[BEGIN Stored records]

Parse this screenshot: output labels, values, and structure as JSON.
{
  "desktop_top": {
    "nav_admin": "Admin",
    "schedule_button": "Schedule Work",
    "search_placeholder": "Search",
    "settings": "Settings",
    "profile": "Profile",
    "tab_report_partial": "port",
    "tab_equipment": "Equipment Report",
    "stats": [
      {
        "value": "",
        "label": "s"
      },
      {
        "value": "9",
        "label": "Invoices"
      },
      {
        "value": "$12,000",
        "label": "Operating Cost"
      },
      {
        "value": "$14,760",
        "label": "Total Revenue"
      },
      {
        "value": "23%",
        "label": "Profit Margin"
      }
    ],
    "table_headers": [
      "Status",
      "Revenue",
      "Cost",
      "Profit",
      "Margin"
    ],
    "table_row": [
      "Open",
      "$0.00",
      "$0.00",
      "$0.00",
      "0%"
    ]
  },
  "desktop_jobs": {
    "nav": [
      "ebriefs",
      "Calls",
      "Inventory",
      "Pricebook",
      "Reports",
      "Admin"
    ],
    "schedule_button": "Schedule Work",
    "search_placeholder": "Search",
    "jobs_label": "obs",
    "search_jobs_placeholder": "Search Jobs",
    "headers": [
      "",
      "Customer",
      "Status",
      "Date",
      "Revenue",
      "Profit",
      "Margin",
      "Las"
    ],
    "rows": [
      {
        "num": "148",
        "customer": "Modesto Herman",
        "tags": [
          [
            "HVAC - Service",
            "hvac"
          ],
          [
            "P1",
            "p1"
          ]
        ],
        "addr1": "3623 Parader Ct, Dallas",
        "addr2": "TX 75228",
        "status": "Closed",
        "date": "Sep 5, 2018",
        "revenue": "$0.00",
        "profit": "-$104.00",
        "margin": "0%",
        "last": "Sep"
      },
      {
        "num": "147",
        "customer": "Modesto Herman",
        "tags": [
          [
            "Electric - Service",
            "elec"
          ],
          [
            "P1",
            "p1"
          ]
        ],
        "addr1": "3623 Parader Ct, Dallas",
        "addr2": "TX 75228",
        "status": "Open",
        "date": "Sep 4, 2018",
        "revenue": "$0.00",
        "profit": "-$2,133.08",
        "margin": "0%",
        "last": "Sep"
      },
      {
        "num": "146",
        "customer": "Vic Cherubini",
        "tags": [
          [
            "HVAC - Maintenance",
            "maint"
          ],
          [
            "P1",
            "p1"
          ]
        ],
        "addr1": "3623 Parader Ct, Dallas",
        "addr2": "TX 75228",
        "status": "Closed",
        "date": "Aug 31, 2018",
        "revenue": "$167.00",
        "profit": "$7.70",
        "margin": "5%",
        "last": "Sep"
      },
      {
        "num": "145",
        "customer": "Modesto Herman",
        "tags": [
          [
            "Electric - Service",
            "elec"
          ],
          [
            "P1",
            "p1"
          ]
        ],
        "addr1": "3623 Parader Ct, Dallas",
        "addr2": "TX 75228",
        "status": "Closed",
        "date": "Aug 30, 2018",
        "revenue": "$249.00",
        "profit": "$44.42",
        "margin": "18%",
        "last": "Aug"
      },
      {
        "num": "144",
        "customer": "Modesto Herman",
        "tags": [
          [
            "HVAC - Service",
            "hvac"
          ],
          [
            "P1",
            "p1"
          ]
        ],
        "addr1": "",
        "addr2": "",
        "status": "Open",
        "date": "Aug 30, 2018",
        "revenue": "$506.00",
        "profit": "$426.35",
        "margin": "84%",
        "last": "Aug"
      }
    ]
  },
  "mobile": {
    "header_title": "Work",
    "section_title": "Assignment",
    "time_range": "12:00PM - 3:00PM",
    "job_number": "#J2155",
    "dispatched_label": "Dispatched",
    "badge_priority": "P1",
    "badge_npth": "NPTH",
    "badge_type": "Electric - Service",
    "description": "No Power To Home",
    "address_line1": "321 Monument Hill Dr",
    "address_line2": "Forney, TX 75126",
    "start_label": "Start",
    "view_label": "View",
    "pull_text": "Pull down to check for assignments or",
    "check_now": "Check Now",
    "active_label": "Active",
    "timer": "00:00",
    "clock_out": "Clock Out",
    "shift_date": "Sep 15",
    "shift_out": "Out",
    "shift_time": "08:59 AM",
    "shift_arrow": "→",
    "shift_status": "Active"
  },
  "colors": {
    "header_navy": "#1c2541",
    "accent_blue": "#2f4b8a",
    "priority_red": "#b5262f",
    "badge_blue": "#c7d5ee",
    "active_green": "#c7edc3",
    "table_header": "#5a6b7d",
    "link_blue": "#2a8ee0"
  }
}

[END Stored records]

Aim of the exercise: Extract all of the data shown above without alteration.

Result for this exercise:
Parse this screenshot: output labels, values, and structure as JSON.
{
  "desktop_top": {
    "nav_admin": "Admin",
    "schedule_button": "Schedule Work",
    "search_placeholder": "Search",
    "settings": "Settings",
    "profile": "Profile",
    "tab_report_partial": "port",
    "tab_equipment": "Equipment Report",
    "stats": [
      {
        "value": "",
        "label": "s"
      },
      {
        "value": "9",
        "label": "Invoices"
      },
      {
        "value": "$12,000",
        "label": "Operating Cost"
      },
      {
        "value": "$14,760",
        "label": "Total Revenue"
      },
      {
        "value": "23%",
        "label": "Profit Margin"
      }
    ],
    "table_headers": [
      "Status",
      "Revenue",
      "Cost",
      "Profit",
      "Margin"
    ],
    "table_row": [
      "Open",
      "$0.00",
      "$0.00",
      "$0.00",
      "0%"
    ]
  },
  "desktop_jobs": {
    "nav": [
      "ebriefs",
      "Calls",
      "Inventory",
      "Pricebook",
      "Reports",
      "Admin"
    ],
    "schedule_button": "Schedule Work",
    "search_placeholder": "Search",
    "jobs_label": "obs",
    "search_jobs_placeholder": "Search Jobs",
    "headers": [
      "",
      "Customer",
      "Status",
      "Date",
      "Revenue",
      "Profit",
      "Margin",
      "Las"
    ],
    "rows": [
      {
        "num": "148",
        "customer": "Modesto Herman",
        "tags": [
          [
            "HVAC - Service",
            "hvac"
          ],
          [
            "P1",
            "p1"
          ]
        ],
        "addr1": "3623 Parader Ct, Dallas",
        "addr2": "TX 75228",
        "status": "Closed",
        "date": "Sep 5, 2018",
        "revenue": "$0.00",
        "profit": "-$104.00",
        "margin": "0%",
        "last": "Sep"
      },
      {
        "num": "147",
        "customer": "Modesto Herman",
        "tags": [
          [
            "Electric - Service",
            "elec"
          ],
          [
            "P1",
            "p1"
          ]
        ],
        "addr1": "3623 Parader Ct, Dallas",
        "addr2": "TX 75228",
        "status": "Open",
        "date": "Sep 4, 2018",
        "revenue": "$0.00",
        "profit": "-$2,133.08",
        "margin": "0%",
        "last": "Sep"
      },
      {
        "num": "146",
        "customer": "Vic Cherubini",
        "tags": [
          [
            "HVAC - Maintenance",
            "maint"
          ],
          [
            "P1",
            "p1"
          ]
        ],
        "addr1": "3623 Parader Ct, Dallas",
        "addr2": "TX 75228",
        "status": "Closed",
        "date": "Aug 31, 2018",
        "revenue": "$167.00",
        "profit": "$7.70",
        "margin": "5%",
        "last": "Sep"
      },
      {
        "num": "145",
        "customer": "Modesto Herman",
        "tags": [
          [
            "Electric - Service",
            "elec"
          ],
          [
            "P1",
            "p1"
          ]
        ],
        "addr1": "3623 Parader Ct, Dallas",
        "addr2": "TX 75228",
        "status": "Closed",
        "date": "Aug 30, 2018",
        "revenue": "$249.00",
        "profit": "$44.42",
        "margin": "18%",
        "last": "Aug"
      },
      {
        "num": "144",
        "customer": "Modesto Herman",
        "tags": [
          [
            "HVAC - Service",
            "hvac"
          ],
          [
            "P1",
            "p1"
          ]
        ],
        "addr1": "",
        "addr2": "",
        "status": "Open",
        "date": "Aug 30, 2018",
        "revenue": "$506.00",
        "profit": "$426.35",
        "margin": "84%",
        "last": "Aug"
      }
    ]
  },
  "mobile": {
    "header_title": "Work",
    "section_title": "Assignment",
    "time_range": "12:00PM - 3:00PM",
    "job_number": "#J2155",
    "dispatched_label": "Dispatched",
    "badge_priority": "P1",
    "badge_npth": "NPTH",
    "badge_type": "Electric - Service",
    "description": "No Power To Home",
    "address_line1": "321 Monument Hill Dr",
    "address_line2": "Forney, TX 75126",
    "start_label": "Start",
    "view_label": "View",
    "pull_text": "Pull down to check for assignments or",
    "check_now": "Check Now",
    "active_label": "Active",
    "timer": "00:00",
    "clock_out": "Clock Out",
    "shift_date": "Sep 15",
    "shift_out": "Out",
    "shift_time": "08:59 AM",
    "shift_arrow": "→",
    "shift_status": "Active"
  },
  "colors": {
    "header_navy": "#1c2541",
    "accent_blue": "#2f4b8a",
    "priority_red": "#b5262f",
    "badge_blue": "#c7d5ee",
    "active_green": "#c7edc3",
    "table_header": "#5a6b7d",
    "link_blue": "#2a8ee0"
  }
}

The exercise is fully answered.